▶ WHAT THE TASK ASKS
Look through the lines of the material and count those containing "Adjustment". Give that count alone.

▶ MATERIAL FOR THE TASK
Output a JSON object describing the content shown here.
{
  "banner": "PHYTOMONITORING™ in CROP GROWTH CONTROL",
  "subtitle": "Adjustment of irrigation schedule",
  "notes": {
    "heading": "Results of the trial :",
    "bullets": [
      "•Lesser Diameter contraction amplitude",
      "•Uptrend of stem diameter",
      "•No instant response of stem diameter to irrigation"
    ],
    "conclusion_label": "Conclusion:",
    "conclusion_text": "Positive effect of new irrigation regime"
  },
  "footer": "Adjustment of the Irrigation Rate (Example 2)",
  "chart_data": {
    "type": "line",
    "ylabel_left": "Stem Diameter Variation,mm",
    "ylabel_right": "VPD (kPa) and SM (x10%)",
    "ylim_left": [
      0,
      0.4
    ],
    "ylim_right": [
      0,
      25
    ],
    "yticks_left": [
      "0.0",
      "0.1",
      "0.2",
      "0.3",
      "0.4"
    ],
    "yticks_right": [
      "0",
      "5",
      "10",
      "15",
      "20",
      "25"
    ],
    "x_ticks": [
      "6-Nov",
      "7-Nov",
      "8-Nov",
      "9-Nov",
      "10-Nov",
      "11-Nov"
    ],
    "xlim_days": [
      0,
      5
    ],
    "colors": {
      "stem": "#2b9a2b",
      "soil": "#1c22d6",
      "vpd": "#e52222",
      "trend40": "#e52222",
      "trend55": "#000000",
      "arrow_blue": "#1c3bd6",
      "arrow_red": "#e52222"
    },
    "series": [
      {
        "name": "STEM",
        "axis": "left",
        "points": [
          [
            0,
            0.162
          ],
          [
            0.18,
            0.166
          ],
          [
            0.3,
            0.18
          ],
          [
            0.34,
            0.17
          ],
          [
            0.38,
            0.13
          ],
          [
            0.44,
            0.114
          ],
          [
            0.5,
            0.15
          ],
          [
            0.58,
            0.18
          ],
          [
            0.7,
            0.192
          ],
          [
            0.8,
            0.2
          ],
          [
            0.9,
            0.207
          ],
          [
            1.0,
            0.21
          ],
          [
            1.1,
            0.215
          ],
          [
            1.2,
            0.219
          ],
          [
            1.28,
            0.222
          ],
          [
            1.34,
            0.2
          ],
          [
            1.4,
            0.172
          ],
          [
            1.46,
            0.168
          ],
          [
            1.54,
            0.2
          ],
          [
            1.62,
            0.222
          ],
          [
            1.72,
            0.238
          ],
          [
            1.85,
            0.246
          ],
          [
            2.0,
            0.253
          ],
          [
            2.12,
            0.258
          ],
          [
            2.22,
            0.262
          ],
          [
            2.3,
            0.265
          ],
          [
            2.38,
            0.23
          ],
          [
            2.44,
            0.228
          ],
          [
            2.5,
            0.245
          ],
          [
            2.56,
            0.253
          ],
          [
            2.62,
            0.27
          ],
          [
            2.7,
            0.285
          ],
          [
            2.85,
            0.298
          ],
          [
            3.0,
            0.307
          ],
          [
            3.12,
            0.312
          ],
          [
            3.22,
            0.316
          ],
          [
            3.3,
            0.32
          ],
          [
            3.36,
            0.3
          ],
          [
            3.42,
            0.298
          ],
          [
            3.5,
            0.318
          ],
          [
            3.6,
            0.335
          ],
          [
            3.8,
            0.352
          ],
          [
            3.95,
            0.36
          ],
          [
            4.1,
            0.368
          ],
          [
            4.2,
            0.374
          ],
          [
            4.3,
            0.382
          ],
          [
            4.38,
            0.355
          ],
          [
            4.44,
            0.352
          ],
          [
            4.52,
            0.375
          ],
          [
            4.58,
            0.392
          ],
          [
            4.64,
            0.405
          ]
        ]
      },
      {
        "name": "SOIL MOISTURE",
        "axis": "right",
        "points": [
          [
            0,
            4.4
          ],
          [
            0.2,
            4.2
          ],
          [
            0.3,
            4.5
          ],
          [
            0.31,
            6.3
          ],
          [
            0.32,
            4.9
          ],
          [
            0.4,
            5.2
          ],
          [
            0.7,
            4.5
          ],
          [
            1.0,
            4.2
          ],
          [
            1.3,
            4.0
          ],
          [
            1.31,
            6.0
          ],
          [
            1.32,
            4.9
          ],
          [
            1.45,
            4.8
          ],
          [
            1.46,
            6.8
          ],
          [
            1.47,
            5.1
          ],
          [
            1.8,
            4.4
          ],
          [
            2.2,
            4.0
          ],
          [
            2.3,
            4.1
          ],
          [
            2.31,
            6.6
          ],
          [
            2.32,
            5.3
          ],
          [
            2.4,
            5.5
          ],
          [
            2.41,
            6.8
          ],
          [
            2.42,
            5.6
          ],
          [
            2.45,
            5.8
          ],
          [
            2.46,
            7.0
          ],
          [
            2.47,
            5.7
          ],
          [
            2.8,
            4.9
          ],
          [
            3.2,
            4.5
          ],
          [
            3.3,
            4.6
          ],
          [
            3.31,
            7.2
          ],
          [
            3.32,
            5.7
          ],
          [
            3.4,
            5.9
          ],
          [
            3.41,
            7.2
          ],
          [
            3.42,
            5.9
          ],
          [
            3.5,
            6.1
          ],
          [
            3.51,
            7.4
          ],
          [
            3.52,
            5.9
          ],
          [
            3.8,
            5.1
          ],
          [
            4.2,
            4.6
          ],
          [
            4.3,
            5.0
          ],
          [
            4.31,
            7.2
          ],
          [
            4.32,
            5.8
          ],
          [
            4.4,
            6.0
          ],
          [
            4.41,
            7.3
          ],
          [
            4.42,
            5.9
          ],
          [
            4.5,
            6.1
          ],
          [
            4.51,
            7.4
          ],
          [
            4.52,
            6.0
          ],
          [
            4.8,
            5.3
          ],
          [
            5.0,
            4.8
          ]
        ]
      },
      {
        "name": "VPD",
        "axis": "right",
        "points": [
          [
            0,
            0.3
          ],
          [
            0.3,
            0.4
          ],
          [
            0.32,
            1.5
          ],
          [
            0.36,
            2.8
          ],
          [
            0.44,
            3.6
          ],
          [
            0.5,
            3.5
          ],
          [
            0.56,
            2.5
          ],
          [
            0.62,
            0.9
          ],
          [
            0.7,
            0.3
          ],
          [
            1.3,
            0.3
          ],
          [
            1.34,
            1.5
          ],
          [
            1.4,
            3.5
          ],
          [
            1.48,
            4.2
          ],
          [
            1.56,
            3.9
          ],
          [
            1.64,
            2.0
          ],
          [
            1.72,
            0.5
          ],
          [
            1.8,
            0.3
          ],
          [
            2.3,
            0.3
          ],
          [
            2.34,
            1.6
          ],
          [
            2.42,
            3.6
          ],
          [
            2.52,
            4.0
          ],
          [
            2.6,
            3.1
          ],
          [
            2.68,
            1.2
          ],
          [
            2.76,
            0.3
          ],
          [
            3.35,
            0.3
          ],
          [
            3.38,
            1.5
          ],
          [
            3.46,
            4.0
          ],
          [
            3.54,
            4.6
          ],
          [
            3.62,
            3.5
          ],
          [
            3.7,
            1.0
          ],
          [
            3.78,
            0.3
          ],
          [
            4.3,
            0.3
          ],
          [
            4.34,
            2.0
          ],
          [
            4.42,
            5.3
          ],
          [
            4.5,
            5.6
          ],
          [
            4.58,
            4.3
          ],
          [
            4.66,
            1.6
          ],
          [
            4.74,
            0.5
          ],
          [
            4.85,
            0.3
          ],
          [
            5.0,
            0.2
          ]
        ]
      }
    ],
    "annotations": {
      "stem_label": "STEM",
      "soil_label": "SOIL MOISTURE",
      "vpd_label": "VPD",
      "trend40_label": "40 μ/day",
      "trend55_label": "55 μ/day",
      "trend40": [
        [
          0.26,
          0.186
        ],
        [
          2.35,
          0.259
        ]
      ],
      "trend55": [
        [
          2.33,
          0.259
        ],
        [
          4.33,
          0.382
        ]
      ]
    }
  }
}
...
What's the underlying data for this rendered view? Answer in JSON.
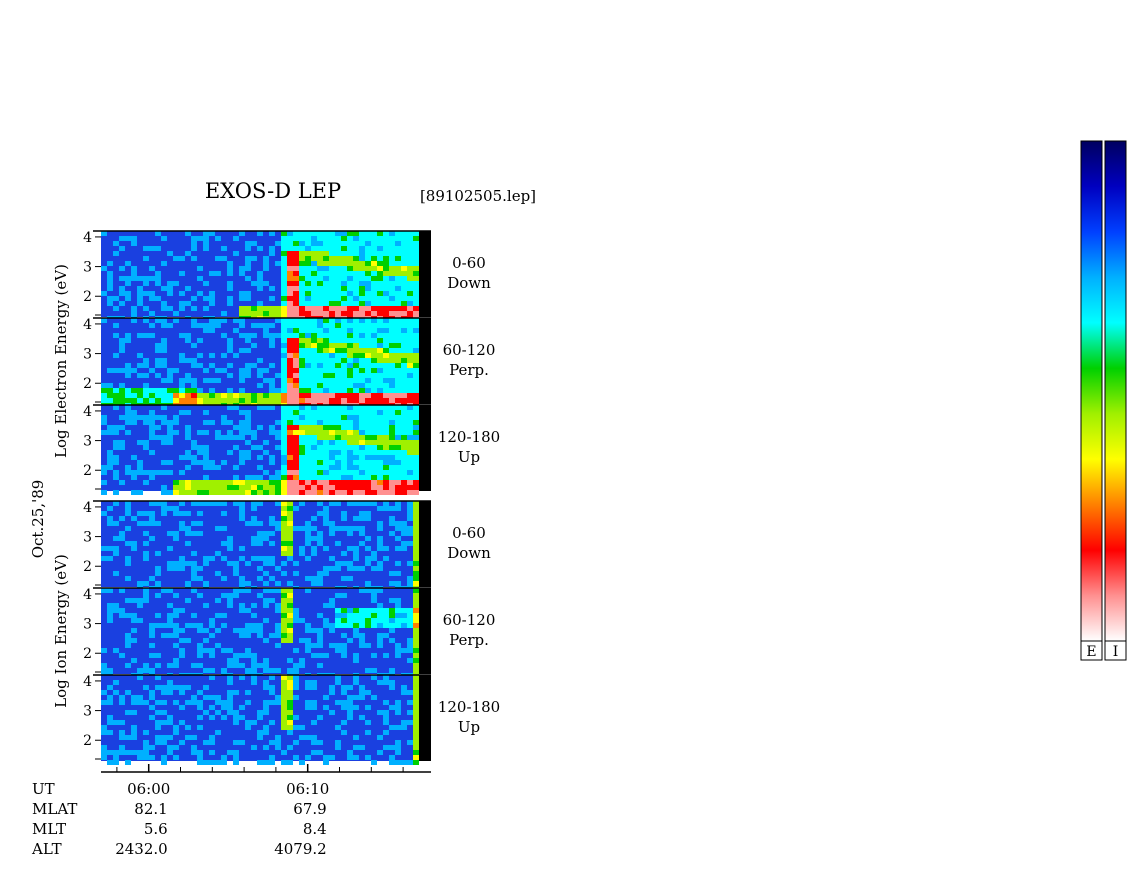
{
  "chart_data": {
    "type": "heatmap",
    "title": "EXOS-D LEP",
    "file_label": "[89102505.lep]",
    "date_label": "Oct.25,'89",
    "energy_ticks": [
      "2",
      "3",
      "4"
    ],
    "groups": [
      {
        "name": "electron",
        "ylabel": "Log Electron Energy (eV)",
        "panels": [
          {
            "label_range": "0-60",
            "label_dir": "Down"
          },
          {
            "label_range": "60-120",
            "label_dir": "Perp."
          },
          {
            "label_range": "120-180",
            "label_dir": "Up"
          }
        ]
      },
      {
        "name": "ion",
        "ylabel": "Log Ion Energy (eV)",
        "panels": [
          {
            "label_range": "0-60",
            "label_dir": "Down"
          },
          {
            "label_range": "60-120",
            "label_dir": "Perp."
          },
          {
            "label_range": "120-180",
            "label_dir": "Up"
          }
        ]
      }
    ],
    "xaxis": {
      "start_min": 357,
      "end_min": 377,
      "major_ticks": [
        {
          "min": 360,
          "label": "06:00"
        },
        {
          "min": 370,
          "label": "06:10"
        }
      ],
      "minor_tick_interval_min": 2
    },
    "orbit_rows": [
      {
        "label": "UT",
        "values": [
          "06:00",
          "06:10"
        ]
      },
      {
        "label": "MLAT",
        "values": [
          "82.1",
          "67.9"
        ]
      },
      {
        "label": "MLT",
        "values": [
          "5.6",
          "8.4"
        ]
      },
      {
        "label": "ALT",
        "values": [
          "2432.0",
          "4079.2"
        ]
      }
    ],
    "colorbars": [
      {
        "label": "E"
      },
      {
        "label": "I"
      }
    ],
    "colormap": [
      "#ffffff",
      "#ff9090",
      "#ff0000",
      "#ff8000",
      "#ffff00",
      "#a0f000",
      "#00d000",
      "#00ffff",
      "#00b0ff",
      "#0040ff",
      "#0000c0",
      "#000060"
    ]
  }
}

▶ EXPECTED OUTPUT
2